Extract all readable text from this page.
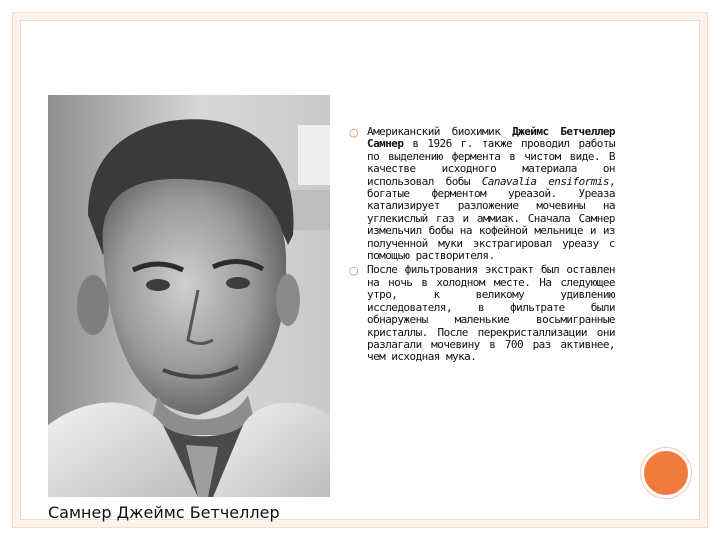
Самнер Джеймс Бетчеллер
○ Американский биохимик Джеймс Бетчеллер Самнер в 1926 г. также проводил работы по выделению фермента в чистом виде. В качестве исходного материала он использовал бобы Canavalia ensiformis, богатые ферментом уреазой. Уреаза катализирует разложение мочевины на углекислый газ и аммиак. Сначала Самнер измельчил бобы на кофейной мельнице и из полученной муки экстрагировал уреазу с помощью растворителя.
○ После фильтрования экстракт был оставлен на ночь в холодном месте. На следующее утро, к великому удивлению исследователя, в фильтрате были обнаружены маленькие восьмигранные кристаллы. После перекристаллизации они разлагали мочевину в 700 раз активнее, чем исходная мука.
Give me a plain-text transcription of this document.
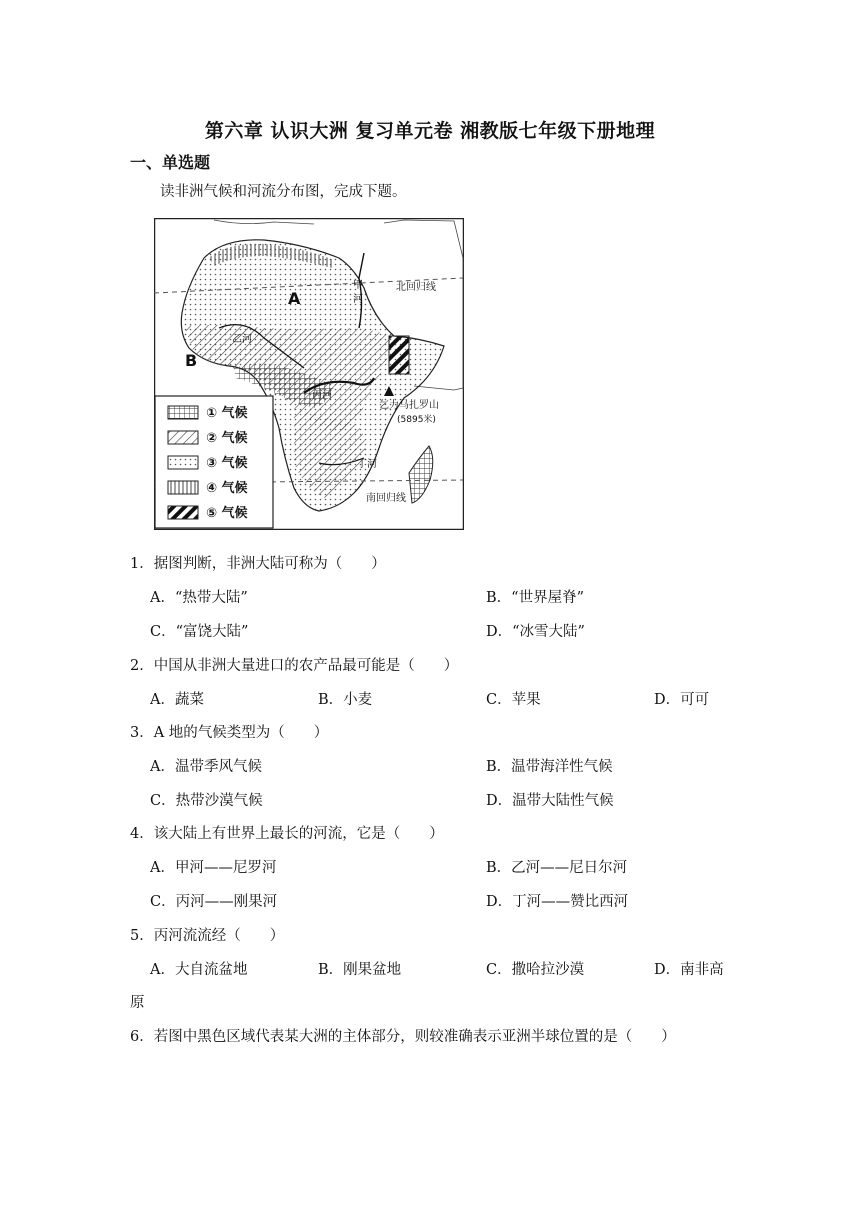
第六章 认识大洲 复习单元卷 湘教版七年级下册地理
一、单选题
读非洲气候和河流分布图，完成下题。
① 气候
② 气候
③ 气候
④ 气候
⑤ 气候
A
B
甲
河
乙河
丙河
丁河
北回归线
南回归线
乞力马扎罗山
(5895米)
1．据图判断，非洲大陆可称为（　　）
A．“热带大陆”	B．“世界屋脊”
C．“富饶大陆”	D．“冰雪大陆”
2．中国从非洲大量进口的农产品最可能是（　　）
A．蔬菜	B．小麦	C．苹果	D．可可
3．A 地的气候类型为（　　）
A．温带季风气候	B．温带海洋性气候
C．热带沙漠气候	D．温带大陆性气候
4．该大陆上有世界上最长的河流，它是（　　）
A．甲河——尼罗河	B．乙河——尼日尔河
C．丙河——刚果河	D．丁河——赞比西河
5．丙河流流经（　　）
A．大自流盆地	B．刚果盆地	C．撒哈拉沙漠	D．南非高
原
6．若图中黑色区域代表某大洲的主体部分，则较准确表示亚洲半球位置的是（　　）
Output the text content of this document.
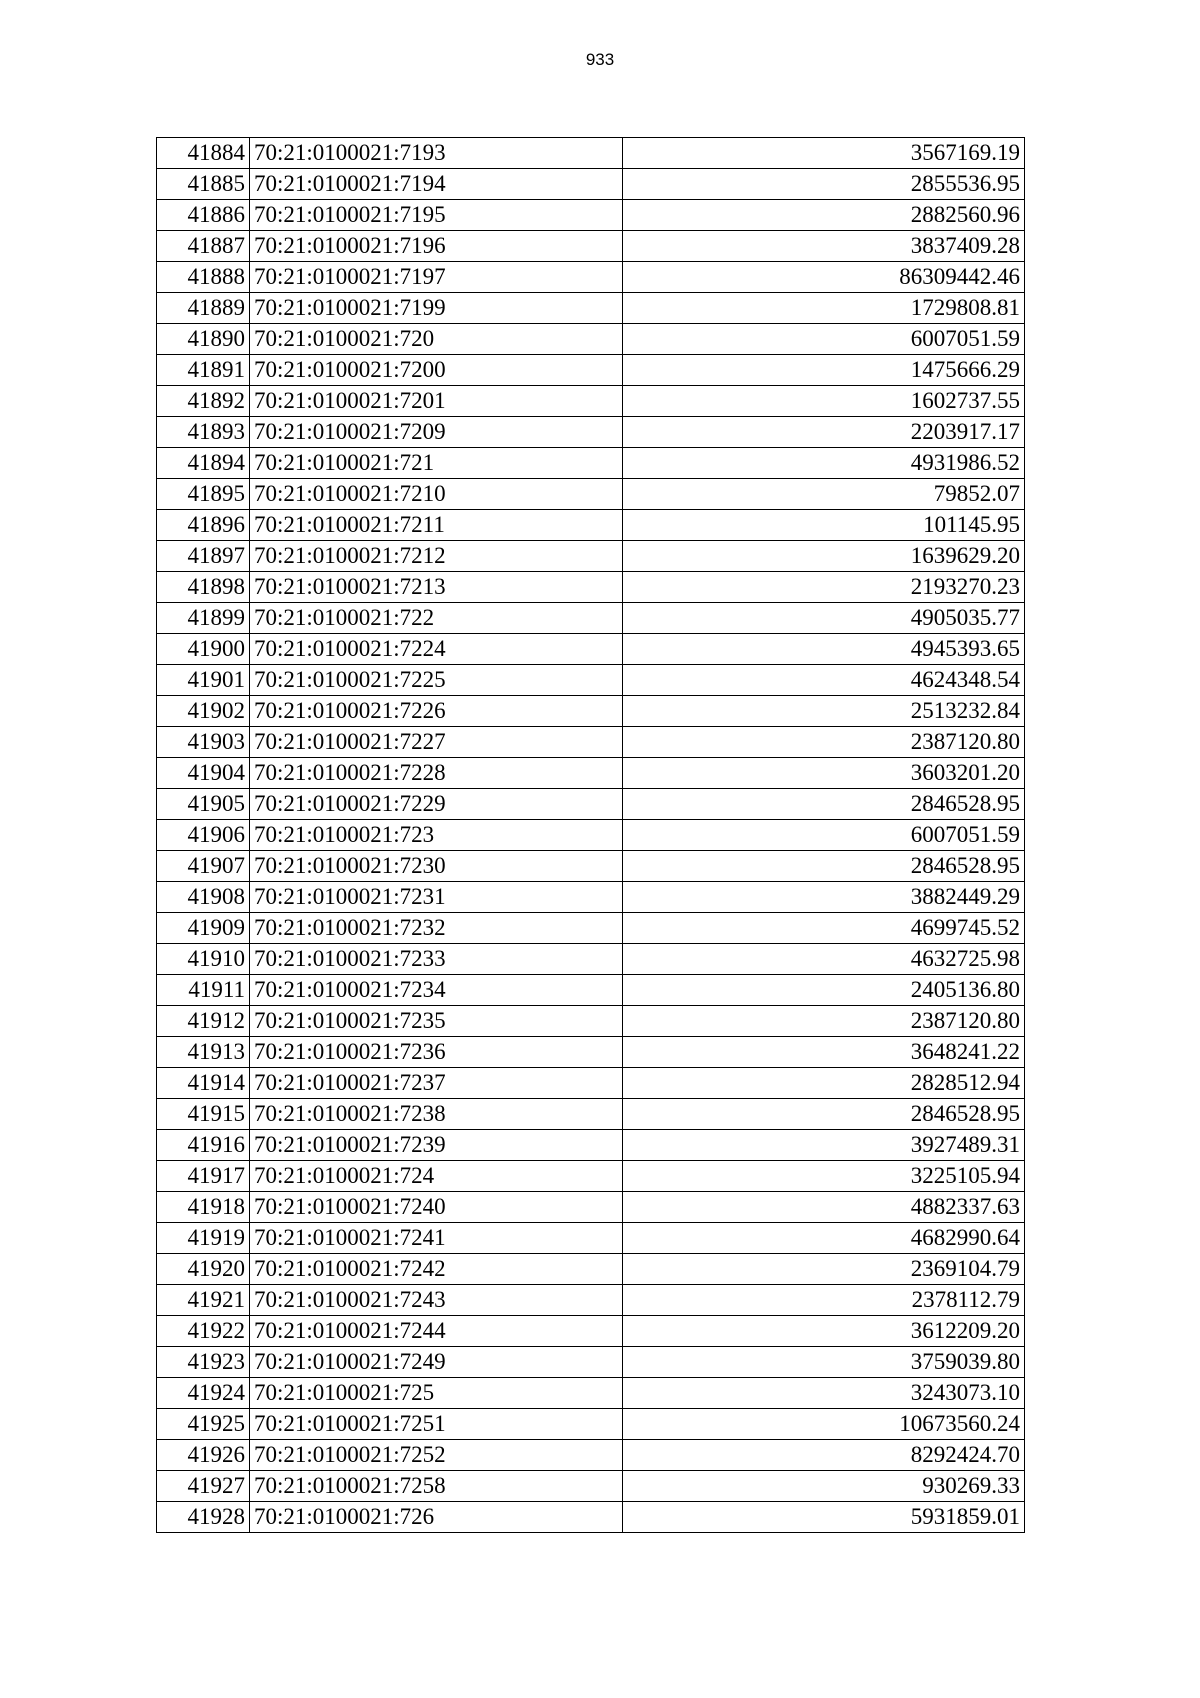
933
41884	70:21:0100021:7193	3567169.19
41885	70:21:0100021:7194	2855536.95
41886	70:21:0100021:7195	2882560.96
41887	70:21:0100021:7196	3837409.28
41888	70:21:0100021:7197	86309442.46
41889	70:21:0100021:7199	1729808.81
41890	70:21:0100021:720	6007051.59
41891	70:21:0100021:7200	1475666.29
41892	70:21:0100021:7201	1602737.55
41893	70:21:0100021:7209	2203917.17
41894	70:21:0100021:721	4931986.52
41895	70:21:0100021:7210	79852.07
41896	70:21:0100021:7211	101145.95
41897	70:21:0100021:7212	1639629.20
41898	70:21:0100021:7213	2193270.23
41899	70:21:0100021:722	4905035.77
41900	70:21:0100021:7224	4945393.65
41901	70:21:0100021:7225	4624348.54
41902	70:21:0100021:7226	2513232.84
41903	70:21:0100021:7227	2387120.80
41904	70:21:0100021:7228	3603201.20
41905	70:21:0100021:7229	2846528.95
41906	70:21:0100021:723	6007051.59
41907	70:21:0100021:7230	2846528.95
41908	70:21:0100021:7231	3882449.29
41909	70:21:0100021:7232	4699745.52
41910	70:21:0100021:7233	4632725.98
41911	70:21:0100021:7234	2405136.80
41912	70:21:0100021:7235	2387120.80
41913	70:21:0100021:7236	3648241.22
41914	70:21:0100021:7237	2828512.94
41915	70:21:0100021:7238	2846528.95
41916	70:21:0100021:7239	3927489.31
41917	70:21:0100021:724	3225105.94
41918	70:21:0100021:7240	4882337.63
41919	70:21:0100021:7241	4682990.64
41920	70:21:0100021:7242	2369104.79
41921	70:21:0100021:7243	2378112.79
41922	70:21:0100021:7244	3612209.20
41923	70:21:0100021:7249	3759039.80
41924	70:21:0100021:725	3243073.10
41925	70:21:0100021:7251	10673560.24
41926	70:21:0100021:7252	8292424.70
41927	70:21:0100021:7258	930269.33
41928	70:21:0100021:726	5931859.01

+ + + +

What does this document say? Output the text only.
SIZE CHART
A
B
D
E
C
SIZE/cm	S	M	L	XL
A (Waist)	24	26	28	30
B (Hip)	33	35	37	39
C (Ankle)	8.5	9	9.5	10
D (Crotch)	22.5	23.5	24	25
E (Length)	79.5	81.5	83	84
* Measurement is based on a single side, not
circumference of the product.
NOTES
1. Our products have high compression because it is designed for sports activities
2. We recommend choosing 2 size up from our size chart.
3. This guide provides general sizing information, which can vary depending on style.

+ + + +

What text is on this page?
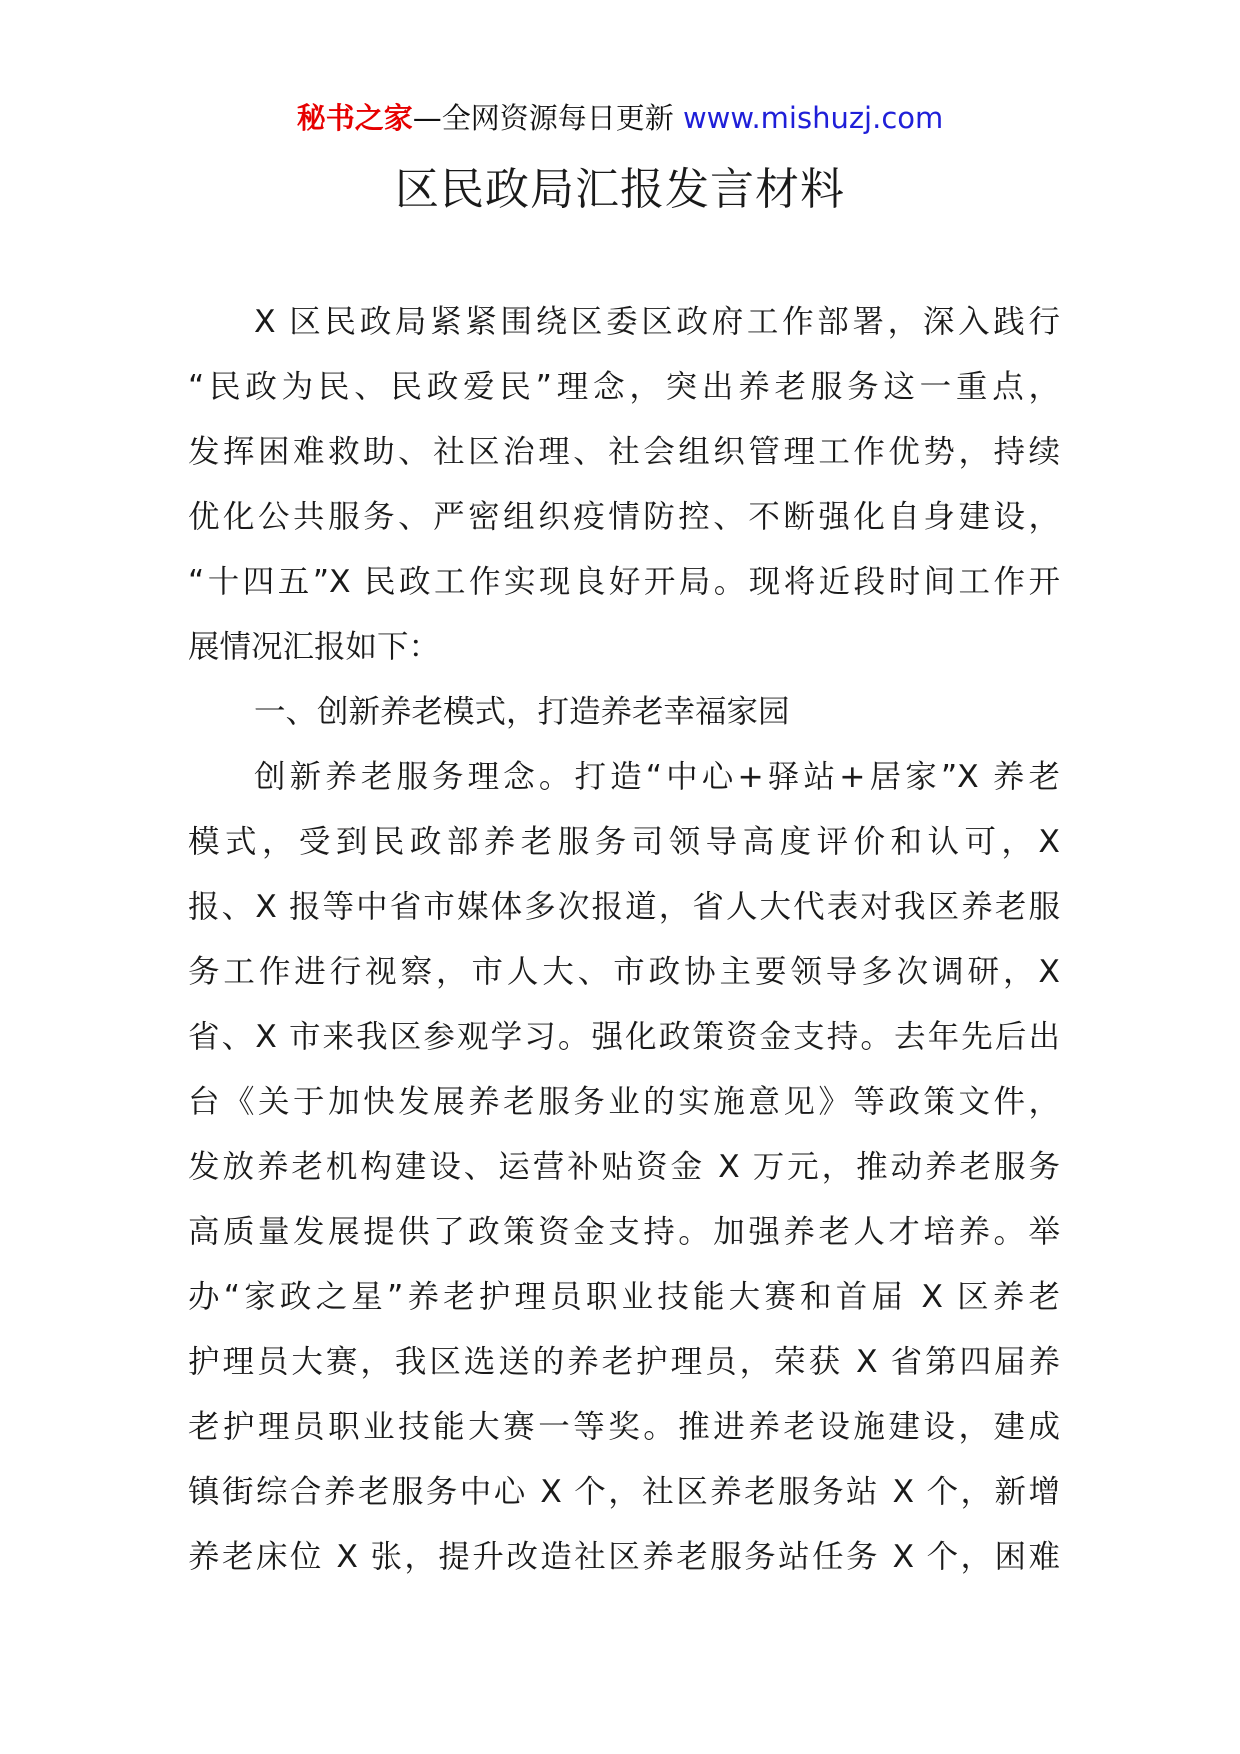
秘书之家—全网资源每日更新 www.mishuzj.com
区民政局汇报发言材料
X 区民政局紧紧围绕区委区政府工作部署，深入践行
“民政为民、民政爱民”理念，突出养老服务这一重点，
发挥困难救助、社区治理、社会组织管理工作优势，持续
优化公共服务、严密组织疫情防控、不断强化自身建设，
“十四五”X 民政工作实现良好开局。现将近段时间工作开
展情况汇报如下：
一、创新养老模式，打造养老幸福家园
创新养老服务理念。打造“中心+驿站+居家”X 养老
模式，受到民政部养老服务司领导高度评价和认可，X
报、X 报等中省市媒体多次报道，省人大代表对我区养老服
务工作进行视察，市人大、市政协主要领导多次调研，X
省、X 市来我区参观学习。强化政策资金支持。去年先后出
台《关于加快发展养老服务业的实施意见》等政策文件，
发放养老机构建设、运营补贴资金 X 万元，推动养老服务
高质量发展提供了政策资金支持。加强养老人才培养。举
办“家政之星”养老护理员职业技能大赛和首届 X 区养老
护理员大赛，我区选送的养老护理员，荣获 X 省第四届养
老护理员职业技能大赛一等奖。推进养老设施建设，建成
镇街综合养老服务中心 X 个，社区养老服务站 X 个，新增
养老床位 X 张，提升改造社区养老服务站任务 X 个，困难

+ + + +

- [Exercise] Lines of the material that contain the word "text" are to be gathered.

- [Response to this exercise]
Extract all readable text from this page.
Give me a plain-text transcription of this document.
Output the text content of this document.
What does this document say? Output the text only.
What text is on this page?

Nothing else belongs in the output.